[Records from a collection]
** Start **

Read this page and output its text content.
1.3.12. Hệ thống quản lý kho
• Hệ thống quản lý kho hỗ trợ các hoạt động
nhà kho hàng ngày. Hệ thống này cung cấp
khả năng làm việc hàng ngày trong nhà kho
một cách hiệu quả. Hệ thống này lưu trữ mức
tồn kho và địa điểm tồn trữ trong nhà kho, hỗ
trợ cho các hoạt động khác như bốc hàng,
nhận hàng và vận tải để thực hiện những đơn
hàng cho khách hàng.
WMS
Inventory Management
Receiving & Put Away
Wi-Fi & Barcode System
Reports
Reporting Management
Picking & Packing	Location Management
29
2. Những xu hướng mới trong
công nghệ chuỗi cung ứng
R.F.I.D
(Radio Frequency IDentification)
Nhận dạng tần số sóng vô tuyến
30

** End **

■ **SET PROBLEM**
Print all of the data exactly as it was given.

■ **RESPONSE TO THIS TASK**
Read this page and output its text content.
1.3.12. Hệ thống quản lý kho
• Hệ thống quản lý kho hỗ trợ các hoạt động
nhà kho hàng ngày. Hệ thống này cung cấp
khả năng làm việc hàng ngày trong nhà kho
một cách hiệu quả. Hệ thống này lưu trữ mức
tồn kho và địa điểm tồn trữ trong nhà kho, hỗ
trợ cho các hoạt động khác như bốc hàng,
nhận hàng và vận tải để thực hiện những đơn
hàng cho khách hàng.
WMS
Inventory Management
Receiving & Put Away
Wi-Fi & Barcode System
Reports
Reporting Management
Picking & Packing	Location Management
29
2. Những xu hướng mới trong
công nghệ chuỗi cung ứng
R.F.I.D
(Radio Frequency IDentification)
Nhận dạng tần số sóng vô tuyến
30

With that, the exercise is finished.